_GIVEN PROBLEM_: Will you print the material below without altering a single character?

_INPUT DATA_:
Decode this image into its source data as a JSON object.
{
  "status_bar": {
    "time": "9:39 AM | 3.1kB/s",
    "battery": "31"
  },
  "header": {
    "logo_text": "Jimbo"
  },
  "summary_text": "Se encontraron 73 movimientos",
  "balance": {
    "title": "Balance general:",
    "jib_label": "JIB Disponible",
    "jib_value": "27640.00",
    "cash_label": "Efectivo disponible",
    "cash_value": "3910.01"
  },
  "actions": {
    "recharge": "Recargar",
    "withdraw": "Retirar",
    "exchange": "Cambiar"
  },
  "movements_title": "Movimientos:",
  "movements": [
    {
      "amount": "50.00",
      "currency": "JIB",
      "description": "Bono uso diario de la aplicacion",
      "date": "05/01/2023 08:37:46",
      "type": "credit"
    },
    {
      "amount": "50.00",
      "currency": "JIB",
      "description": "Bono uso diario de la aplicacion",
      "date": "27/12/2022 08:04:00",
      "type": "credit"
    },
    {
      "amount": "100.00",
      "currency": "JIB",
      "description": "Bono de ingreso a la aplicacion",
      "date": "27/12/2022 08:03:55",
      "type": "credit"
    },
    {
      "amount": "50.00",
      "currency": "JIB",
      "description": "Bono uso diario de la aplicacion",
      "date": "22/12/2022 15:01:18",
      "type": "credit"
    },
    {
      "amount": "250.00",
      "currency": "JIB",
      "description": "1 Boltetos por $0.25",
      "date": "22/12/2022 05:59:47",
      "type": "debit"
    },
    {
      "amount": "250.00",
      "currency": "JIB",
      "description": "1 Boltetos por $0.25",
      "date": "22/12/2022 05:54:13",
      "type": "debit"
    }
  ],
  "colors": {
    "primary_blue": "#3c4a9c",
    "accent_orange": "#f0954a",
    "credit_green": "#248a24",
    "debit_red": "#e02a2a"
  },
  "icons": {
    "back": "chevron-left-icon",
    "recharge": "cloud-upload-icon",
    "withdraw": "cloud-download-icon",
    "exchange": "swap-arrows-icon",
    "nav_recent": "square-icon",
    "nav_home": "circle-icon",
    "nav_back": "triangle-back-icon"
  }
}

_EXERCISE RESPONSE_:
Decode this image into its source data as a JSON object.
{
  "status_bar": {
    "time": "9:39 AM | 3.1kB/s",
    "battery": "31"
  },
  "header": {
    "logo_text": "Jimbo"
  },
  "summary_text": "Se encontraron 73 movimientos",
  "balance": {
    "title": "Balance general:",
    "jib_label": "JIB Disponible",
    "jib_value": "27640.00",
    "cash_label": "Efectivo disponible",
    "cash_value": "3910.01"
  },
  "actions": {
    "recharge": "Recargar",
    "withdraw": "Retirar",
    "exchange": "Cambiar"
  },
  "movements_title": "Movimientos:",
  "movements": [
    {
      "amount": "50.00",
      "currency": "JIB",
      "description": "Bono uso diario de la aplicacion",
      "date": "05/01/2023 08:37:46",
      "type": "credit"
    },
    {
      "amount": "50.00",
      "currency": "JIB",
      "description": "Bono uso diario de la aplicacion",
      "date": "27/12/2022 08:04:00",
      "type": "credit"
    },
    {
      "amount": "100.00",
      "currency": "JIB",
      "description": "Bono de ingreso a la aplicacion",
      "date": "27/12/2022 08:03:55",
      "type": "credit"
    },
    {
      "amount": "50.00",
      "currency": "JIB",
      "description": "Bono uso diario de la aplicacion",
      "date": "22/12/2022 15:01:18",
      "type": "credit"
    },
    {
      "amount": "250.00",
      "currency": "JIB",
      "description": "1 Boltetos por $0.25",
      "date": "22/12/2022 05:59:47",
      "type": "debit"
    },
    {
      "amount": "250.00",
      "currency": "JIB",
      "description": "1 Boltetos por $0.25",
      "date": "22/12/2022 05:54:13",
      "type": "debit"
    }
  ],
  "colors": {
    "primary_blue": "#3c4a9c",
    "accent_orange": "#f0954a",
    "credit_green": "#248a24",
    "debit_red": "#e02a2a"
  },
  "icons": {
    "back": "chevron-left-icon",
    "recharge": "cloud-upload-icon",
    "withdraw": "cloud-download-icon",
    "exchange": "swap-arrows-icon",
    "nav_recent": "square-icon",
    "nav_home": "circle-icon",
    "nav_back": "triangle-back-icon"
  }
}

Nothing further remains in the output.